### RECORDS
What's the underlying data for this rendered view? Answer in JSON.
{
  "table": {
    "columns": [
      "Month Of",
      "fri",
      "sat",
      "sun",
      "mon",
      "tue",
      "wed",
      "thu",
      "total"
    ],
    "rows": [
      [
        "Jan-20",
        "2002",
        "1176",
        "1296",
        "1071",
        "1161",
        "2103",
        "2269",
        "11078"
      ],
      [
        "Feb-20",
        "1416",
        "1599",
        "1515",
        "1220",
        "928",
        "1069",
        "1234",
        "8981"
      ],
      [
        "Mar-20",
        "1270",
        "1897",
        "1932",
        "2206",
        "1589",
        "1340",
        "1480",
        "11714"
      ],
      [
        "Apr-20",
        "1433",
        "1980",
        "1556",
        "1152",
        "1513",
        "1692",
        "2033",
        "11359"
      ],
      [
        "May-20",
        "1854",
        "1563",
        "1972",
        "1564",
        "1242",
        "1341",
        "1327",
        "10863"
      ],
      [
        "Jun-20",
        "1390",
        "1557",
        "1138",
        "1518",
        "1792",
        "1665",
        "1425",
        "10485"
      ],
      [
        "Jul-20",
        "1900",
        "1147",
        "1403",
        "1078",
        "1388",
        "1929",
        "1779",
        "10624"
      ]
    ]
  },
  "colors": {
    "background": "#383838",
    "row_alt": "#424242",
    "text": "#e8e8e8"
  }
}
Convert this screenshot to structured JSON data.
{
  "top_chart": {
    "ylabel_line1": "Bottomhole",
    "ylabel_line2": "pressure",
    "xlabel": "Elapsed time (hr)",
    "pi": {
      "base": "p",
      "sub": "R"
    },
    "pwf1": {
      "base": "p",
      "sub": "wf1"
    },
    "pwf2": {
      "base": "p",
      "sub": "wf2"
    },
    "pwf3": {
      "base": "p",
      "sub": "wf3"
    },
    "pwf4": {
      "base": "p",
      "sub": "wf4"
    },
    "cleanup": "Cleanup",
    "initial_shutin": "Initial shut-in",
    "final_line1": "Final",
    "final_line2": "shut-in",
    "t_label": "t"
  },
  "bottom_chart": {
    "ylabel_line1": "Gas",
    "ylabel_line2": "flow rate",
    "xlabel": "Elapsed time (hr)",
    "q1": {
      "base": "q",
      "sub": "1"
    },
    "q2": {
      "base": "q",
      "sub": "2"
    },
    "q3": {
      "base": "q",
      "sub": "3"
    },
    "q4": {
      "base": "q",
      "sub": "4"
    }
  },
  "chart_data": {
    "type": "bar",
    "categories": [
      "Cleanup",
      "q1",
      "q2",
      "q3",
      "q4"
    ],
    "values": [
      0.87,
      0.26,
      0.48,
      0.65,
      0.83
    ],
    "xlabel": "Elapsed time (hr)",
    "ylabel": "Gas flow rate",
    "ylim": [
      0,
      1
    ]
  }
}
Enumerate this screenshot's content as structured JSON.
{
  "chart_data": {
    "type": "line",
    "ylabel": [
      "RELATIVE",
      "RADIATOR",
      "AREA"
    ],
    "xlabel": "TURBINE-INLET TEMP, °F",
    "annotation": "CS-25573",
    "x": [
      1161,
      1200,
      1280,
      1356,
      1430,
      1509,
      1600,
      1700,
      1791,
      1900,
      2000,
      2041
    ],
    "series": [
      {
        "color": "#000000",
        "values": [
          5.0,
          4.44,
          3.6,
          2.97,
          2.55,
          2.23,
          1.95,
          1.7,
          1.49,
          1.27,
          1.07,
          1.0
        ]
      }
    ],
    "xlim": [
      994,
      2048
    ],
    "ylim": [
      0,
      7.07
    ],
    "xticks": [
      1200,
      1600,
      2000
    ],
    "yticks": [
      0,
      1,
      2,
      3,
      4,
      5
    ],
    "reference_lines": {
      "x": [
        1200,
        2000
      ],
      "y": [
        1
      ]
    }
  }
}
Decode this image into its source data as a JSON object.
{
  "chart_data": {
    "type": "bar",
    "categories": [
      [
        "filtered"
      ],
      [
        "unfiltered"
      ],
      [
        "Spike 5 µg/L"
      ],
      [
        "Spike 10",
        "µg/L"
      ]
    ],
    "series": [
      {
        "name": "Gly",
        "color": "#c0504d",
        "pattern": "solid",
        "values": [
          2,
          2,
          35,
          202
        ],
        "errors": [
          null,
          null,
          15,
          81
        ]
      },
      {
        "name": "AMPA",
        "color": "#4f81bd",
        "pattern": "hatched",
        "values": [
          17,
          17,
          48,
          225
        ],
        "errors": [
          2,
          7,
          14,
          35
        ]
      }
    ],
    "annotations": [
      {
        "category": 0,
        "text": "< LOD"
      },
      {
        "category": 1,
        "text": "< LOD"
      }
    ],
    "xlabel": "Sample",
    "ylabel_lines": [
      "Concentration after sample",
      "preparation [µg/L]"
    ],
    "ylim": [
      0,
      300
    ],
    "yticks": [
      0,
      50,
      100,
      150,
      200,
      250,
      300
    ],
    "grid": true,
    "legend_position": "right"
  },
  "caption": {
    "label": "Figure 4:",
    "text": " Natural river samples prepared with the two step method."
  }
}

### PROBLEM DETAILS
Working from the material above, retype it in its entirety without change.

### TASK RESULT
What's the underlying data for this rendered view? Answer in JSON.
{
  "table": {
    "columns": [
      "Month Of",
      "fri",
      "sat",
      "sun",
      "mon",
      "tue",
      "wed",
      "thu",
      "total"
    ],
    "rows": [
      [
        "Jan-20",
        "2002",
        "1176",
        "1296",
        "1071",
        "1161",
        "2103",
        "2269",
        "11078"
      ],
      [
        "Feb-20",
        "1416",
        "1599",
        "1515",
        "1220",
        "928",
        "1069",
        "1234",
        "8981"
      ],
      [
        "Mar-20",
        "1270",
        "1897",
        "1932",
        "2206",
        "1589",
        "1340",
        "1480",
        "11714"
      ],
      [
        "Apr-20",
        "1433",
        "1980",
        "1556",
        "1152",
        "1513",
        "1692",
        "2033",
        "11359"
      ],
      [
        "May-20",
        "1854",
        "1563",
        "1972",
        "1564",
        "1242",
        "1341",
        "1327",
        "10863"
      ],
      [
        "Jun-20",
        "1390",
        "1557",
        "1138",
        "1518",
        "1792",
        "1665",
        "1425",
        "10485"
      ],
      [
        "Jul-20",
        "1900",
        "1147",
        "1403",
        "1078",
        "1388",
        "1929",
        "1779",
        "10624"
      ]
    ]
  },
  "colors": {
    "background": "#383838",
    "row_alt": "#424242",
    "text": "#e8e8e8"
  }
}
Convert this screenshot to structured JSON data.
{
  "top_chart": {
    "ylabel_line1": "Bottomhole",
    "ylabel_line2": "pressure",
    "xlabel": "Elapsed time (hr)",
    "pi": {
      "base": "p",
      "sub": "R"
    },
    "pwf1": {
      "base": "p",
      "sub": "wf1"
    },
    "pwf2": {
      "base": "p",
      "sub": "wf2"
    },
    "pwf3": {
      "base": "p",
      "sub": "wf3"
    },
    "pwf4": {
      "base": "p",
      "sub": "wf4"
    },
    "cleanup": "Cleanup",
    "initial_shutin": "Initial shut-in",
    "final_line1": "Final",
    "final_line2": "shut-in",
    "t_label": "t"
  },
  "bottom_chart": {
    "ylabel_line1": "Gas",
    "ylabel_line2": "flow rate",
    "xlabel": "Elapsed time (hr)",
    "q1": {
      "base": "q",
      "sub": "1"
    },
    "q2": {
      "base": "q",
      "sub": "2"
    },
    "q3": {
      "base": "q",
      "sub": "3"
    },
    "q4": {
      "base": "q",
      "sub": "4"
    }
  },
  "chart_data": {
    "type": "bar",
    "categories": [
      "Cleanup",
      "q1",
      "q2",
      "q3",
      "q4"
    ],
    "values": [
      0.87,
      0.26,
      0.48,
      0.65,
      0.83
    ],
    "xlabel": "Elapsed time (hr)",
    "ylabel": "Gas flow rate",
    "ylim": [
      0,
      1
    ]
  }
}
Enumerate this screenshot's content as structured JSON.
{
  "chart_data": {
    "type": "line",
    "ylabel": [
      "RELATIVE",
      "RADIATOR",
      "AREA"
    ],
    "xlabel": "TURBINE-INLET TEMP, °F",
    "annotation": "CS-25573",
    "x": [
      1161,
      1200,
      1280,
      1356,
      1430,
      1509,
      1600,
      1700,
      1791,
      1900,
      2000,
      2041
    ],
    "series": [
      {
        "color": "#000000",
        "values": [
          5.0,
          4.44,
          3.6,
          2.97,
          2.55,
          2.23,
          1.95,
          1.7,
          1.49,
          1.27,
          1.07,
          1.0
        ]
      }
    ],
    "xlim": [
      994,
      2048
    ],
    "ylim": [
      0,
      7.07
    ],
    "xticks": [
      1200,
      1600,
      2000
    ],
    "yticks": [
      0,
      1,
      2,
      3,
      4,
      5
    ],
    "reference_lines": {
      "x": [
        1200,
        2000
      ],
      "y": [
        1
      ]
    }
  }
}
Decode this image into its source data as a JSON object.
{
  "chart_data": {
    "type": "bar",
    "categories": [
      [
        "filtered"
      ],
      [
        "unfiltered"
      ],
      [
        "Spike 5 µg/L"
      ],
      [
        "Spike 10",
        "µg/L"
      ]
    ],
    "series": [
      {
        "name": "Gly",
        "color": "#c0504d",
        "pattern": "solid",
        "values": [
          2,
          2,
          35,
          202
        ],
        "errors": [
          null,
          null,
          15,
          81
        ]
      },
      {
        "name": "AMPA",
        "color": "#4f81bd",
        "pattern": "hatched",
        "values": [
          17,
          17,
          48,
          225
        ],
        "errors": [
          2,
          7,
          14,
          35
        ]
      }
    ],
    "annotations": [
      {
        "category": 0,
        "text": "< LOD"
      },
      {
        "category": 1,
        "text": "< LOD"
      }
    ],
    "xlabel": "Sample",
    "ylabel_lines": [
      "Concentration after sample",
      "preparation [µg/L]"
    ],
    "ylim": [
      0,
      300
    ],
    "yticks": [
      0,
      50,
      100,
      150,
      200,
      250,
      300
    ],
    "grid": true,
    "legend_position": "right"
  },
  "caption": {
    "label": "Figure 4:",
    "text": " Natural river samples prepared with the two step method."
  }
}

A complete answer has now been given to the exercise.